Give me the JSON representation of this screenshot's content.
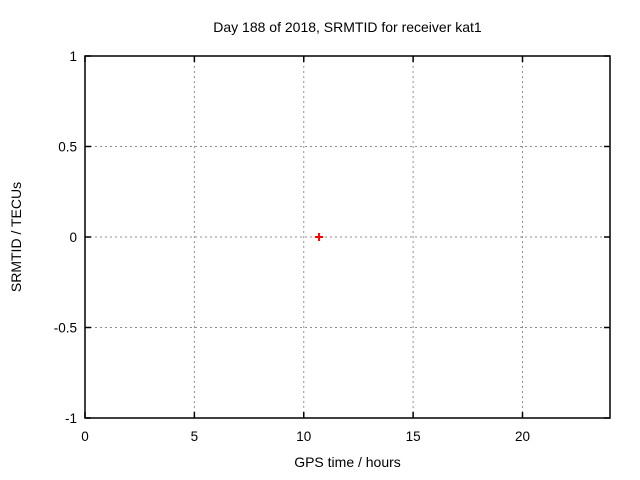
{
  "chart_data": {
    "type": "scatter",
    "title": "Day 188 of 2018, SRMTID for receiver kat1",
    "xlabel": "GPS time / hours",
    "ylabel": "SRMTID / TECUs",
    "xlim": [
      0,
      24
    ],
    "ylim": [
      -1,
      1
    ],
    "xticks": [
      0,
      5,
      10,
      15,
      20
    ],
    "yticks": [
      -1,
      -0.5,
      0,
      0.5,
      1
    ],
    "grid": true,
    "legend": "none",
    "series": [
      {
        "name": "SRMTID",
        "marker": "plus",
        "color": "#ff0000",
        "points": [
          {
            "x": 10.7,
            "y": 0.0
          }
        ]
      }
    ]
  },
  "colors": {
    "background": "#ffffff",
    "frame": "#000000",
    "grid": "#909090",
    "text": "#000000"
  }
}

+ + + +

§ **Exercise objective**
Of all the lines in the entries, how many contain the word "SRMTID"? Give only the number.

§ **Result**
3